(Document page data)
*** Block opens ***

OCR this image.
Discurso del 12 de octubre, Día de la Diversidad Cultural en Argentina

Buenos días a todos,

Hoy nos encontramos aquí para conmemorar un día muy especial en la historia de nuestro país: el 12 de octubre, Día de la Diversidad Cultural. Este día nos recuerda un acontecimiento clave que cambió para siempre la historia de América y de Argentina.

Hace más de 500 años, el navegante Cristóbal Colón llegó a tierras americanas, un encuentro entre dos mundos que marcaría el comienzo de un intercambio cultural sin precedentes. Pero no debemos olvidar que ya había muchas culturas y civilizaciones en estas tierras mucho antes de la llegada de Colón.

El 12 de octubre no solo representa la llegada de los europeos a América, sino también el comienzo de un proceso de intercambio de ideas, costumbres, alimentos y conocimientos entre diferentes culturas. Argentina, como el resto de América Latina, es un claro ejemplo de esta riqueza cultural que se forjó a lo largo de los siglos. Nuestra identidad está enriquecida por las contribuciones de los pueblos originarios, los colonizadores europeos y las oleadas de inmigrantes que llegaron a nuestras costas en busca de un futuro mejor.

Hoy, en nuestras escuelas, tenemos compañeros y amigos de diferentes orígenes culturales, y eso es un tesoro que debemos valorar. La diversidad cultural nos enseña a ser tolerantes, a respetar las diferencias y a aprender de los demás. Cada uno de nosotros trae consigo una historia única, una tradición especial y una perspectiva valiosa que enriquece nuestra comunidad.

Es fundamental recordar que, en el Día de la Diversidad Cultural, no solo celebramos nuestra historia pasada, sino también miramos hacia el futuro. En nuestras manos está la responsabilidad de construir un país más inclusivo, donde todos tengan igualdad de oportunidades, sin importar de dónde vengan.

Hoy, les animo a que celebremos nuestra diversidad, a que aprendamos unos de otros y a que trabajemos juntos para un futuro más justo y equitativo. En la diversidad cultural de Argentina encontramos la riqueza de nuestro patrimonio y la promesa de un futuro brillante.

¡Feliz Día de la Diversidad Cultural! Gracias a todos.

*** Block closes ***

Determine the count of lines in the data that contain the string "encontramos", and reply with that count alone.

**SOLUTION TO THIS EXERCISE**
2